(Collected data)
————
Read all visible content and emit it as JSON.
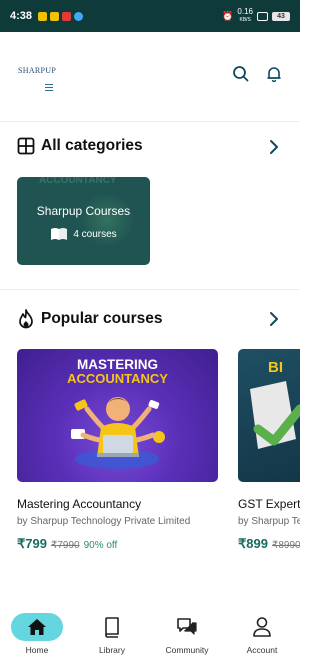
{
  "status_bar": {
    "time": "4:38",
    "speed_value": "0.16",
    "speed_unit": "KB/S",
    "battery": "43"
  },
  "header": {
    "logo_text": "SHARPUP"
  },
  "categories_section": {
    "title": "All categories",
    "card": {
      "bg_text": "ACCOUNTANCY",
      "title": "Sharpup Courses",
      "count": "4 courses"
    }
  },
  "popular_section": {
    "title": "Popular courses",
    "courses": [
      {
        "thumb_line1": "MASTERING",
        "thumb_line2": "ACCOUNTANCY",
        "name": "Mastering Accountancy",
        "org": "by Sharpup Technology Private Limited",
        "price": "₹799",
        "mrp": "₹7990",
        "off": "90% off"
      },
      {
        "thumb_line1": "BI",
        "name": "GST Expert",
        "org": "by Sharpup Te",
        "price": "₹899",
        "mrp": "₹8990"
      }
    ]
  },
  "bottom_nav": {
    "items": [
      {
        "label": "Home",
        "icon": "home-icon"
      },
      {
        "label": "Library",
        "icon": "book-icon"
      },
      {
        "label": "Community",
        "icon": "chat-icon"
      },
      {
        "label": "Account",
        "icon": "person-icon"
      }
    ]
  },
  "colors": {
    "status_bar_bg": "#0f3a3a",
    "brand_teal": "#1f5452",
    "price_green": "#1a6b5f",
    "nav_active": "#63d6e0",
    "icon_teal": "#0f4a5e"
  }
}
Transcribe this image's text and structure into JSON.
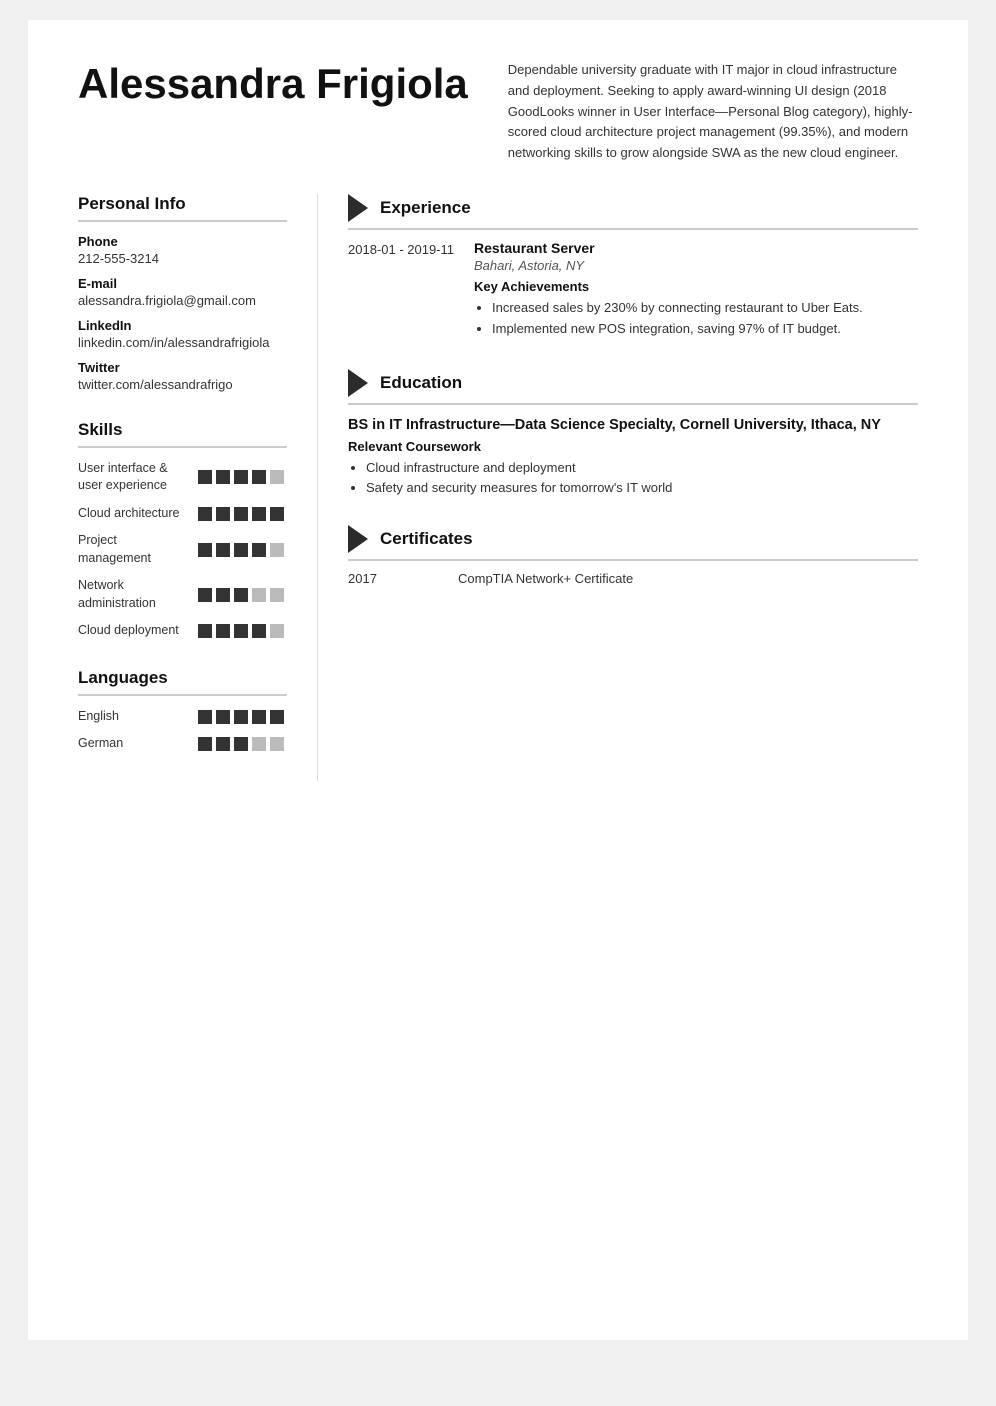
{
  "header": {
    "name": "Alessandra Frigiola",
    "summary": "Dependable university graduate with IT major in cloud infrastructure and deployment. Seeking to apply award-winning UI design (2018 GoodLooks winner in User Interface—Personal Blog category), highly-scored cloud architecture project management (99.35%), and modern networking skills to grow alongside SWA as the new cloud engineer."
  },
  "personal_info": {
    "section_title": "Personal Info",
    "items": [
      {
        "label": "Phone",
        "value": "212-555-3214"
      },
      {
        "label": "E-mail",
        "value": "alessandra.frigiola@gmail.com"
      },
      {
        "label": "LinkedIn",
        "value": "linkedin.com/in/alessandrafrigiola"
      },
      {
        "label": "Twitter",
        "value": "twitter.com/alessandrafrigo"
      }
    ]
  },
  "skills": {
    "section_title": "Skills",
    "items": [
      {
        "name": "User interface & user experience",
        "filled": 4,
        "total": 5
      },
      {
        "name": "Cloud architecture",
        "filled": 5,
        "total": 5
      },
      {
        "name": "Project management",
        "filled": 4,
        "total": 5
      },
      {
        "name": "Network administration",
        "filled": 3,
        "total": 5
      },
      {
        "name": "Cloud deployment",
        "filled": 4,
        "total": 5
      }
    ]
  },
  "languages": {
    "section_title": "Languages",
    "items": [
      {
        "name": "English",
        "filled": 5,
        "total": 5
      },
      {
        "name": "German",
        "filled": 3,
        "total": 5
      }
    ]
  },
  "experience": {
    "section_title": "Experience",
    "items": [
      {
        "date": "2018-01 - 2019-11",
        "title": "Restaurant Server",
        "subtitle": "Bahari, Astoria, NY",
        "key_label": "Key Achievements",
        "bullets": [
          "Increased sales by 230% by connecting restaurant to Uber Eats.",
          "Implemented new POS integration, saving 97% of IT budget."
        ]
      }
    ]
  },
  "education": {
    "section_title": "Education",
    "items": [
      {
        "title": "BS in IT Infrastructure—Data Science Specialty, Cornell University, Ithaca, NY",
        "key_label": "Relevant Coursework",
        "bullets": [
          "Cloud infrastructure and deployment",
          "Safety and security measures for tomorrow's IT world"
        ]
      }
    ]
  },
  "certificates": {
    "section_title": "Certificates",
    "items": [
      {
        "year": "2017",
        "name": "CompTIA Network+ Certificate"
      }
    ]
  }
}
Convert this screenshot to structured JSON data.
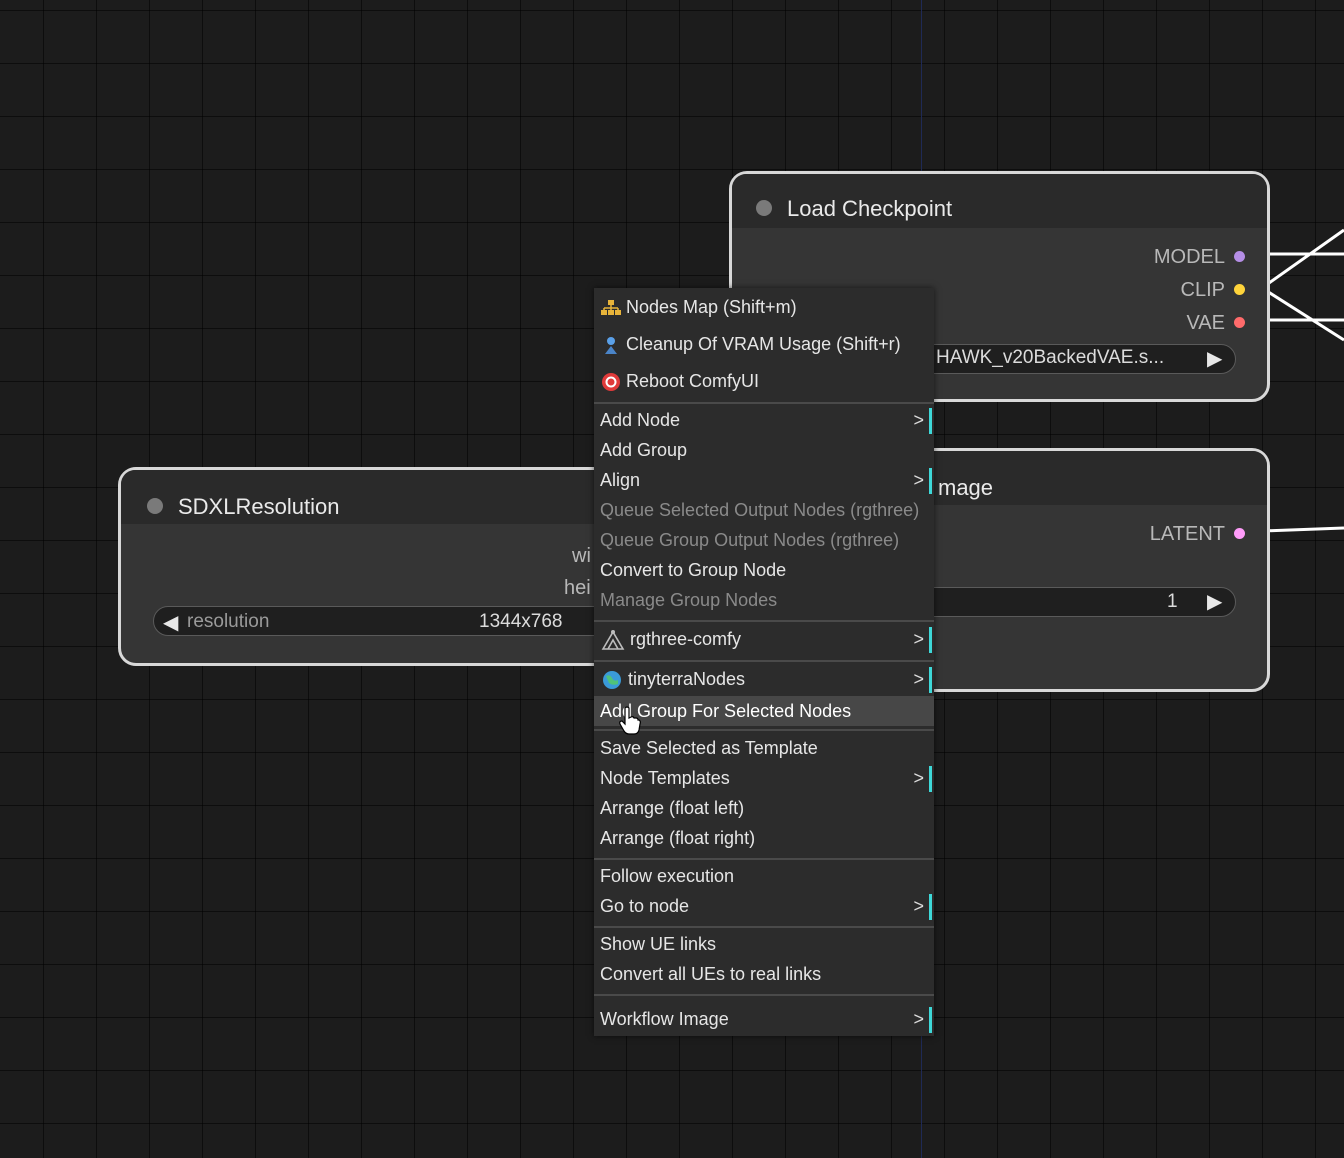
{
  "colors": {
    "canvas_bg": "#1c1c1c",
    "node_body": "#353535",
    "node_border": "#d8d8d8",
    "slot_model": "#b58ee6",
    "slot_clip": "#ffd43b",
    "slot_vae": "#ff6b6b",
    "slot_latent": "#ff9cf9",
    "submenu_accent": "#3ed8d8"
  },
  "load_checkpoint": {
    "title": "Load Checkpoint",
    "outputs": [
      "MODEL",
      "CLIP",
      "VAE"
    ],
    "ckpt_value": "HAWK_v20BackedVAE.s..."
  },
  "latent_node": {
    "title_partial": "mage",
    "output": "LATENT",
    "batch_value": "1"
  },
  "sdxl_node": {
    "title": "SDXLResolution",
    "output_partial_1": "wi",
    "output_partial_2": "hei",
    "widget_label": "resolution",
    "widget_value": "1344x768"
  },
  "context_menu": {
    "nodes_map": {
      "label": "Nodes Map (Shift+m)",
      "icon": "nodes-map-icon"
    },
    "cleanup_vram": {
      "label": "Cleanup Of VRAM Usage (Shift+r)",
      "icon": "vram-cleanup-icon"
    },
    "reboot": {
      "label": "Reboot ComfyUI",
      "icon": "reboot-icon"
    },
    "add_node": "Add Node",
    "add_group": "Add Group",
    "align": "Align",
    "queue_selected": "Queue Selected Output Nodes (rgthree)",
    "queue_group": "Queue Group Output Nodes (rgthree)",
    "convert_group": "Convert to Group Node",
    "manage_group": "Manage Group Nodes",
    "rgthree": {
      "label": "rgthree-comfy",
      "icon": "rgthree-icon"
    },
    "tinyterra": {
      "label": "tinyterraNodes",
      "icon": "globe-icon"
    },
    "add_group_selected": "Add Group For Selected Nodes",
    "save_template": "Save Selected as Template",
    "node_templates": "Node Templates",
    "arrange_left": "Arrange (float left)",
    "arrange_right": "Arrange (float right)",
    "follow_execution": "Follow execution",
    "go_to_node": "Go to node",
    "show_ue_links": "Show UE links",
    "convert_ues": "Convert all UEs to real links",
    "workflow_image": "Workflow Image",
    "submenu_symbol": ">"
  }
}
————
[Task objective]:
Go over the records above and tally each line that includes "Selected". Give the total by itself.

[Written answer]:
3